Kembalikan setiap baris entri di bawah yang memuat string "slider", dengan memperhatikan huruf besar dan kecil.

_Data Entri_:
++++++

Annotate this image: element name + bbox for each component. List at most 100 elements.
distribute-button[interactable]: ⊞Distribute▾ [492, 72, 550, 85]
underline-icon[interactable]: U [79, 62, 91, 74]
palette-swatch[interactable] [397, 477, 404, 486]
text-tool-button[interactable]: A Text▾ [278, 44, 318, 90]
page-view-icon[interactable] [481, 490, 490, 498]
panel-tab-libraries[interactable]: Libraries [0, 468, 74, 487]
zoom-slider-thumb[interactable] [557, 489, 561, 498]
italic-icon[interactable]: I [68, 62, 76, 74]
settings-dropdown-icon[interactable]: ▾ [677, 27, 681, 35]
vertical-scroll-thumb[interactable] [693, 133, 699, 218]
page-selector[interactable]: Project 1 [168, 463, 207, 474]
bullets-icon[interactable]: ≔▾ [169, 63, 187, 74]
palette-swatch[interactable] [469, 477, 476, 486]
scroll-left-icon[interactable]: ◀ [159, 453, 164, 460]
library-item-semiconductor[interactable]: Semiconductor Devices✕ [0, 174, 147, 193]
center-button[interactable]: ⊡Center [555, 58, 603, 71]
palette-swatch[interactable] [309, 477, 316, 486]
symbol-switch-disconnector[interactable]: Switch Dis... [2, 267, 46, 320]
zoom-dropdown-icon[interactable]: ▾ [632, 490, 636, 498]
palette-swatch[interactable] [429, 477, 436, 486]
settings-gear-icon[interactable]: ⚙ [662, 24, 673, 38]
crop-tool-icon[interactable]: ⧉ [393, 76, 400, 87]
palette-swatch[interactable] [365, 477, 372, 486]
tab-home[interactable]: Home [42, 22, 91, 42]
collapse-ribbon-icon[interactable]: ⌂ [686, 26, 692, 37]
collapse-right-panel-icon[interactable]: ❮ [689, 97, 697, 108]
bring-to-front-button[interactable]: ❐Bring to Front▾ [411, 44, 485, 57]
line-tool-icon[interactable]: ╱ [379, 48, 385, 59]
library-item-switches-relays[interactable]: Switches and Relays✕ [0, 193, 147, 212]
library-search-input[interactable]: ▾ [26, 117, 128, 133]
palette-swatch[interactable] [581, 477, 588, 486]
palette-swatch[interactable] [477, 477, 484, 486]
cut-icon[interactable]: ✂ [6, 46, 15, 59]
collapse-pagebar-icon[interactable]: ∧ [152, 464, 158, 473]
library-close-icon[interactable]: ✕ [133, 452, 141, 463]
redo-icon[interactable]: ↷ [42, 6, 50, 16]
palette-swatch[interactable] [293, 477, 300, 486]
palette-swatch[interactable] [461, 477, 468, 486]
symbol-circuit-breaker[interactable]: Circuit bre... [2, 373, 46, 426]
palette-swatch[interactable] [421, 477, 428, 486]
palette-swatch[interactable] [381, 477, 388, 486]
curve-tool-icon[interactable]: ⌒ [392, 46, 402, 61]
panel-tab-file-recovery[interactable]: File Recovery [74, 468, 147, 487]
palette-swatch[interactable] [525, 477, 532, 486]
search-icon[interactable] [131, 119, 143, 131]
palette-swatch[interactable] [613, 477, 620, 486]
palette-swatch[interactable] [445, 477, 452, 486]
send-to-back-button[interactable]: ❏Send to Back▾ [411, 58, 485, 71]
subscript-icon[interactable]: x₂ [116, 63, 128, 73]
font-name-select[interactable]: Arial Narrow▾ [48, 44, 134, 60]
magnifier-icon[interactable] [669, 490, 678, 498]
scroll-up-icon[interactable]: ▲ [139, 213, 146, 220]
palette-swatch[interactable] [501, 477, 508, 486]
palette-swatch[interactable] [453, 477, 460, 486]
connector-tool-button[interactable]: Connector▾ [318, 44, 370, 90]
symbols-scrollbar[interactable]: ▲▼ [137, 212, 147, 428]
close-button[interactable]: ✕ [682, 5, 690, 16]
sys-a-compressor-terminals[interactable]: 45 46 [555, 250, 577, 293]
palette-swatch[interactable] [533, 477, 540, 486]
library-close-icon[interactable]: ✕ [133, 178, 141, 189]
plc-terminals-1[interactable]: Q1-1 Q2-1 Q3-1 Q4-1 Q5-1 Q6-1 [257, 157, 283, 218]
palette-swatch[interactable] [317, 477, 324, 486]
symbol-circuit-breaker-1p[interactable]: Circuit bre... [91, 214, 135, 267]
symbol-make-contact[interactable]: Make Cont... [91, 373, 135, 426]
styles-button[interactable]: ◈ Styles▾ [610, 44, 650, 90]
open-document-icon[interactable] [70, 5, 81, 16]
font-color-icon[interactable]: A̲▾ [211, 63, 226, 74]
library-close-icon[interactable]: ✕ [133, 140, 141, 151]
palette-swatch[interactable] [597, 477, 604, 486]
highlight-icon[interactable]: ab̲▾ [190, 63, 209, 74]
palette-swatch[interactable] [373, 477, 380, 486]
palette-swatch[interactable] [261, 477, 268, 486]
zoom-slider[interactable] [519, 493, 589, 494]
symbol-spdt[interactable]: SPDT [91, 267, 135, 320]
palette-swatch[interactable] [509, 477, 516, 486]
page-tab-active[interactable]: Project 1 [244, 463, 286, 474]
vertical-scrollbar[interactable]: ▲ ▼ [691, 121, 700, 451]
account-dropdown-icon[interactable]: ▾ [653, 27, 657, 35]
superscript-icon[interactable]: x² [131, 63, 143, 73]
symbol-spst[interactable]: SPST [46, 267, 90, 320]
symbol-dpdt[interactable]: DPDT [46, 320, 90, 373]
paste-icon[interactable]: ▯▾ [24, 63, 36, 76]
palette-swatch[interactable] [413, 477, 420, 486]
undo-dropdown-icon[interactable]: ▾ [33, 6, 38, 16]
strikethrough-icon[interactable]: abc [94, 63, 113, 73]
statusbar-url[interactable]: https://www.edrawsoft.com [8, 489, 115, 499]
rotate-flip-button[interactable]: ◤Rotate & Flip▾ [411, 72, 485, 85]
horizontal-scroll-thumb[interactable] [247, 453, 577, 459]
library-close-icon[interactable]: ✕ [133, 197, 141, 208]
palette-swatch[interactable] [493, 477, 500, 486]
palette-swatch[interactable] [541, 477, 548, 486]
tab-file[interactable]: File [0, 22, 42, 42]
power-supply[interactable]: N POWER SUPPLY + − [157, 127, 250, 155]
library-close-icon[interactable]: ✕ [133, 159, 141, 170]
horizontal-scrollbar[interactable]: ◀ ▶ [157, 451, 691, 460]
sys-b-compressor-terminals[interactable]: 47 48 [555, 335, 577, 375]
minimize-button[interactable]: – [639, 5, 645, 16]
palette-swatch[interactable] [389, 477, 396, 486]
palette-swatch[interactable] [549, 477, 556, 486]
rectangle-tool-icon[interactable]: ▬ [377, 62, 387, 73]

++++++

_Hasil Pengerjaan_:
zoom-slider-thumb[interactable] [557, 489, 561, 498]
zoom-slider[interactable] [519, 493, 589, 494]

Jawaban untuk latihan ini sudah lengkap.